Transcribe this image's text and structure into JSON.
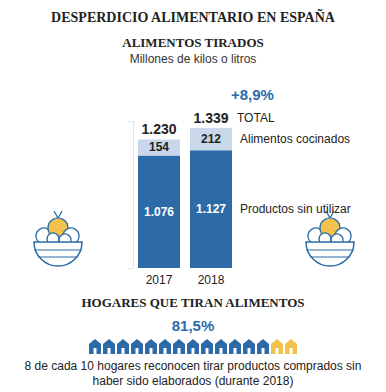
{
  "title": "DESPERDICIO ALIMENTARIO EN ESPAÑA",
  "chart_data": {
    "type": "bar",
    "title": "ALIMENTOS TIRADOS",
    "subtitle": "Millones de kilos o litros",
    "categories": [
      "2017",
      "2018"
    ],
    "series": [
      {
        "name": "Productos sin utilizar",
        "color": "#2c6ba8",
        "values": [
          1076,
          1127
        ],
        "value_labels": [
          "1.076",
          "1.127"
        ]
      },
      {
        "name": "Alimentos cocinados",
        "color": "#c8d8ea",
        "values": [
          154,
          212
        ],
        "value_labels": [
          "154",
          "212"
        ]
      }
    ],
    "stacked": true,
    "data_labels": true,
    "totals": [
      1230,
      1339
    ],
    "total_labels": [
      "1.230",
      "1.339"
    ],
    "total_label": "TOTAL",
    "change_label": "+8,9%",
    "ylim": [
      0,
      1400
    ],
    "yticks": [
      0,
      1400
    ],
    "tick_labels": "x",
    "grid": false
  },
  "section2": {
    "title": "HOGARES QUE TIRAN ALIMENTOS",
    "value": 81.5,
    "value_label": "81,5%",
    "caption": [
      "8 de cada 10 hogares reconocen tirar productos comprados sin",
      "haber sido elaborados (durante 2018)"
    ]
  }
}
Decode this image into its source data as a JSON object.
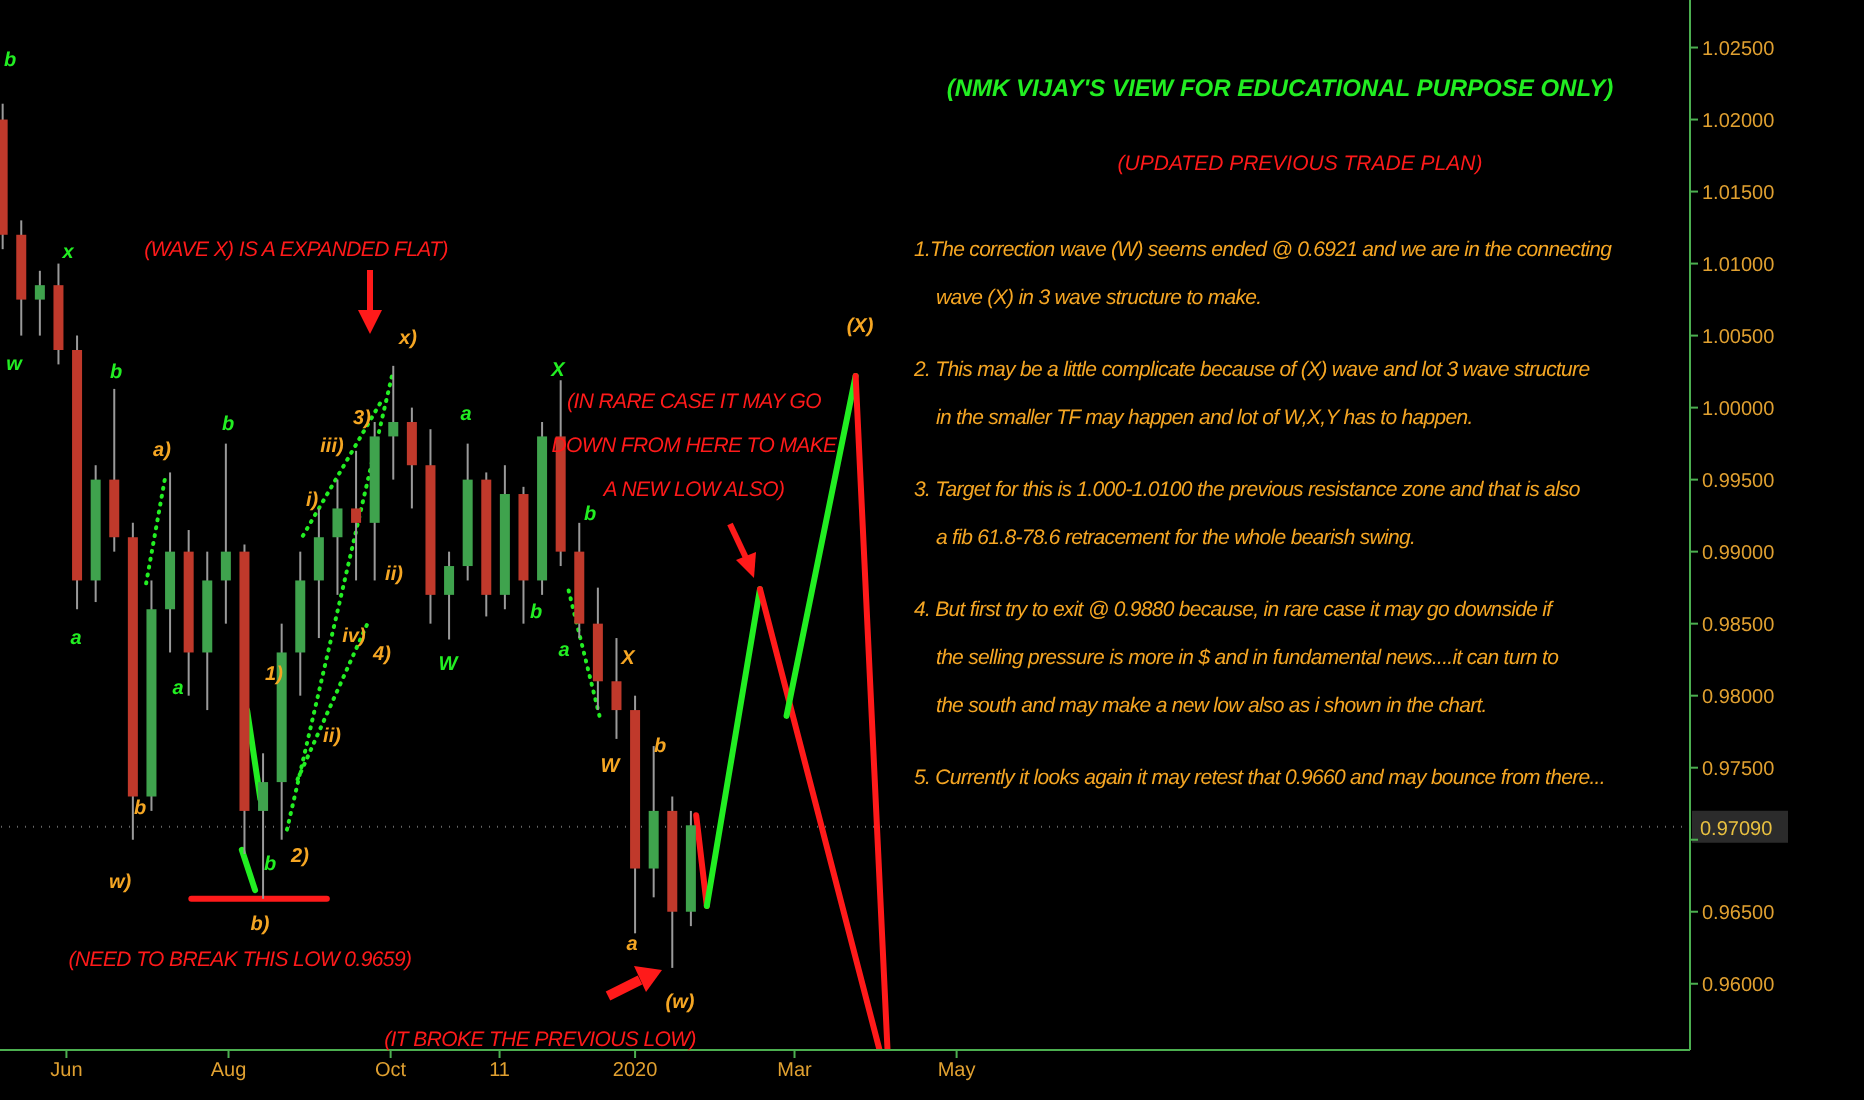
☆ ☆ ☆
- [EXERCISE OBJECTIVE]: Go through the listing above and list every line that has the word "name".

- [ANSWER FOR THIS EXERCISE]:
        "name": "Productos sin utilizar",
        "name": "Alimentos cocinados",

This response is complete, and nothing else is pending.